** Start **
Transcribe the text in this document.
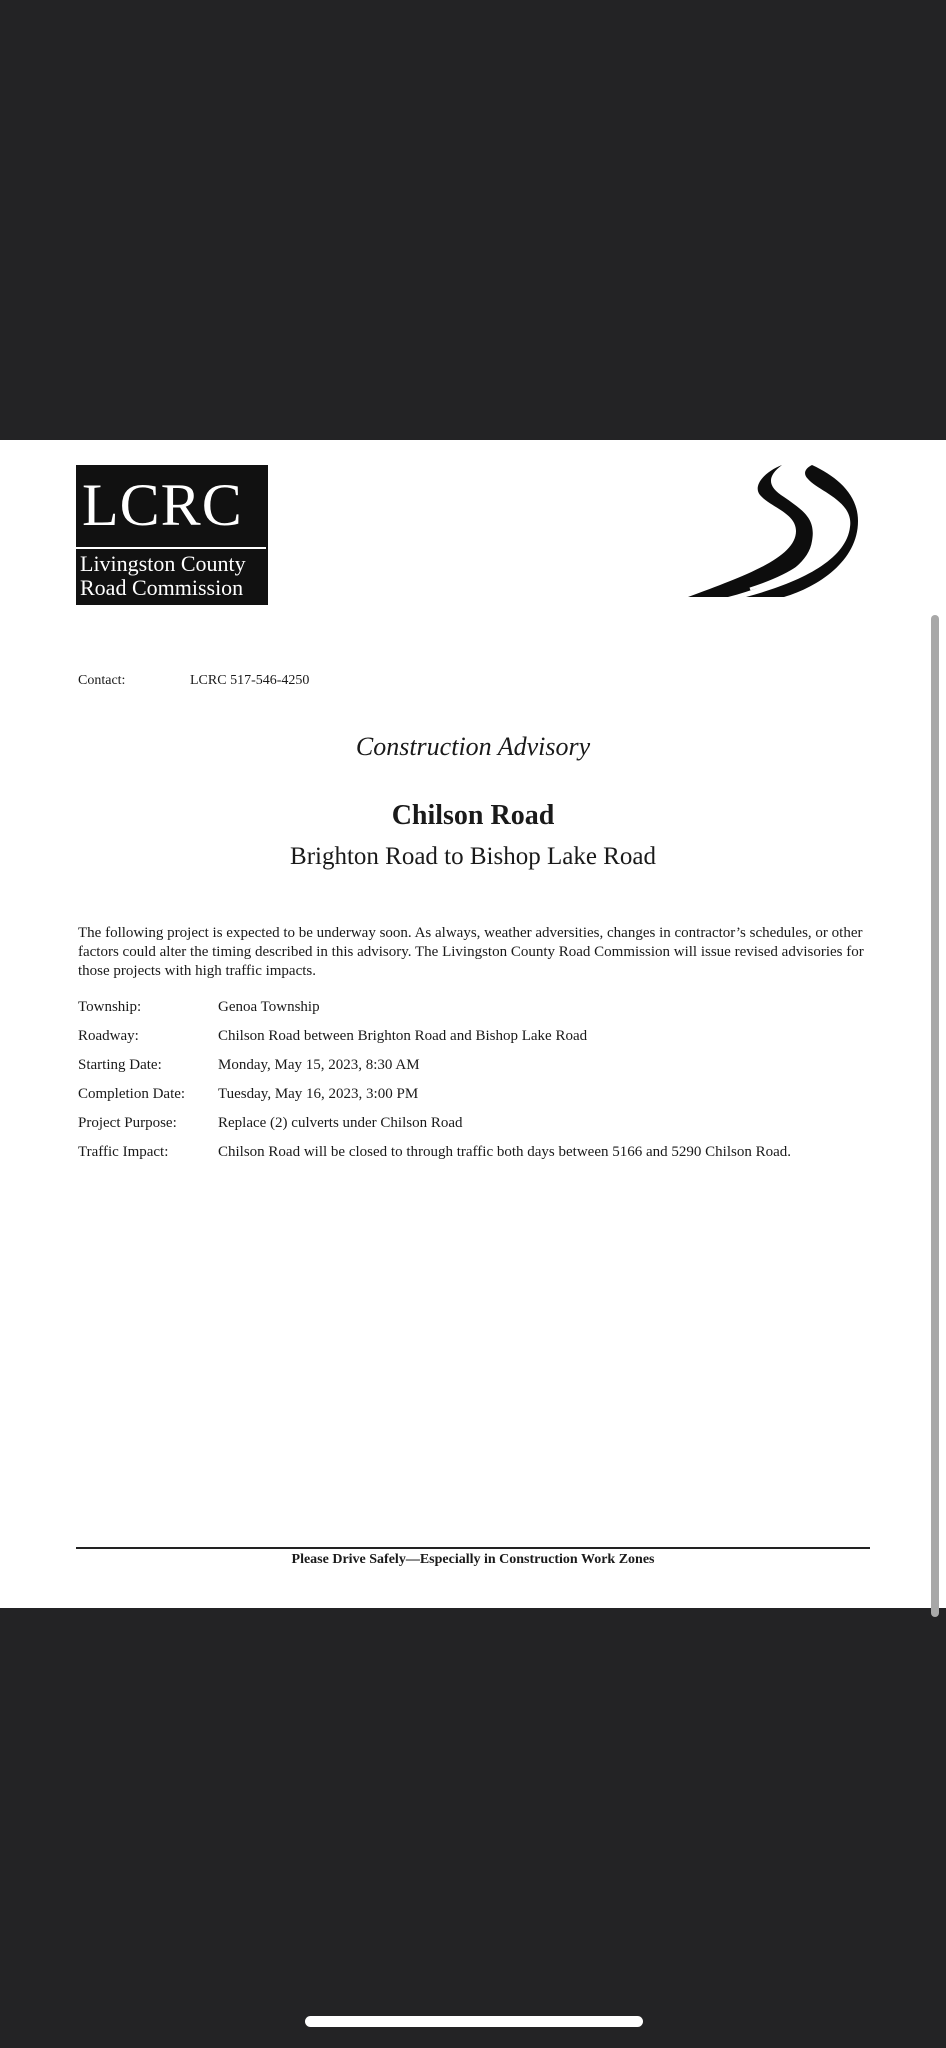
LCRC
Livingston County
Road Commission
Contact:	LCRC 517-546-4250
Construction Advisory
Chilson Road
Brighton Road to Bishop Lake Road
The following project is expected to be underway soon. As always, weather adversities, changes in contractor’s schedules, or other factors could alter the timing described in this advisory. The Livingston County Road Commission will issue revised advisories for those projects with high traffic impacts.
Township:	Genoa Township
Roadway:	Chilson Road between Brighton Road and Bishop Lake Road
Starting Date:	Monday, May 15, 2023, 8:30 AM
Completion Date: Tuesday, May 16, 2023, 3:00 PM
Project Purpose:	Replace (2) culverts under Chilson Road
Traffic Impact:	Chilson Road will be closed to through traffic both days between 5166 and 5290 Chilson Road.
Please Drive Safely—Especially in Construction Work Zones
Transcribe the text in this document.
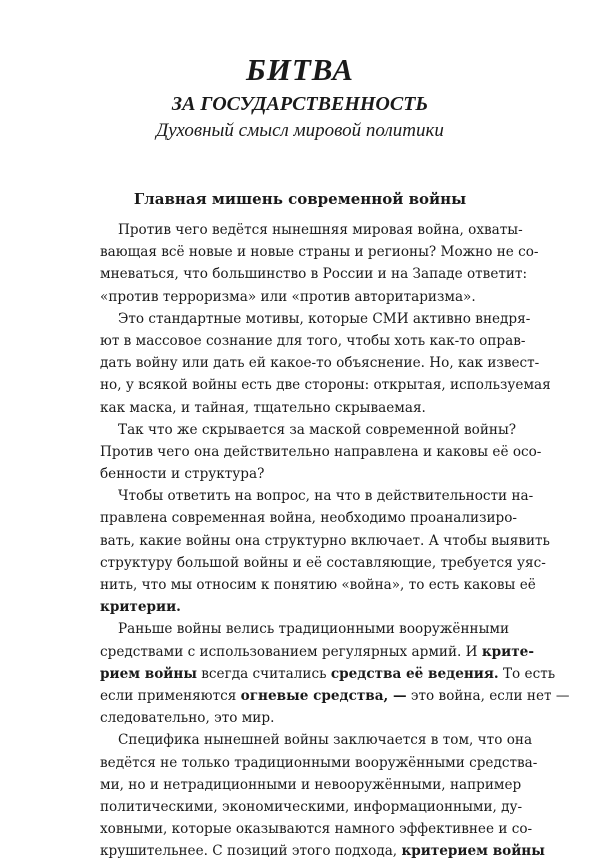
БИТВА
ЗА ГОСУДАРСТВЕННОСТЬ
Духовный смысл мировой политики
Главная мишень современной войны
Против чего ведётся нынешняя мировая война, охваты-
вающая всё новые и новые страны и регионы? Можно не со-
мневаться, что большинство в России и на Западе ответит:
«против терроризма» или «против авторитаризма».
Это стандартные мотивы, которые СМИ активно внедря-
ют в массовое сознание для того, чтобы хоть как-то оправ-
дать войну или дать ей какое-то объяснение. Но, как извест-
но, у всякой войны есть две стороны: открытая, используемая
как маска, и тайная, тщательно скрываемая.
Так что же скрывается за маской современной войны?
Против чего она действительно направлена и каковы её осо-
бенности и структура?
Чтобы ответить на вопрос, на что в действительности на-
правлена современная война, необходимо проанализиро-
вать, какие войны она структурно включает. А чтобы выявить
структуру большой войны и её составляющие, требуется уяс-
нить, что мы относим к понятию «война», то есть каковы её
критерии.
Раньше войны велись традиционными вооружёнными
средствами с использованием регулярных армий. И крите-
рием войны всегда считались средства её ведения. То есть
если применяются огневые средства, — это война, если нет —
следовательно, это мир.
Специфика нынешней войны заключается в том, что она
ведётся не только традиционными вооружёнными средства-
ми, но и нетрадиционными и невооружёнными, например
политическими, экономическими, информационными, ду-
ховными, которые оказываются намного эффективнее и со-
крушительнее. С позиций этого подхода, критерием войны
** End **
§ **Written request**
Select every line where the word "between" occurs.

§ **Answer to the exercise**
Roadway:	Chilson Road between Brighton Road and Bishop Lake Road
Traffic Impact:	Chilson Road will be closed to through traffic both days between 5166 and 5290 Chilson Road.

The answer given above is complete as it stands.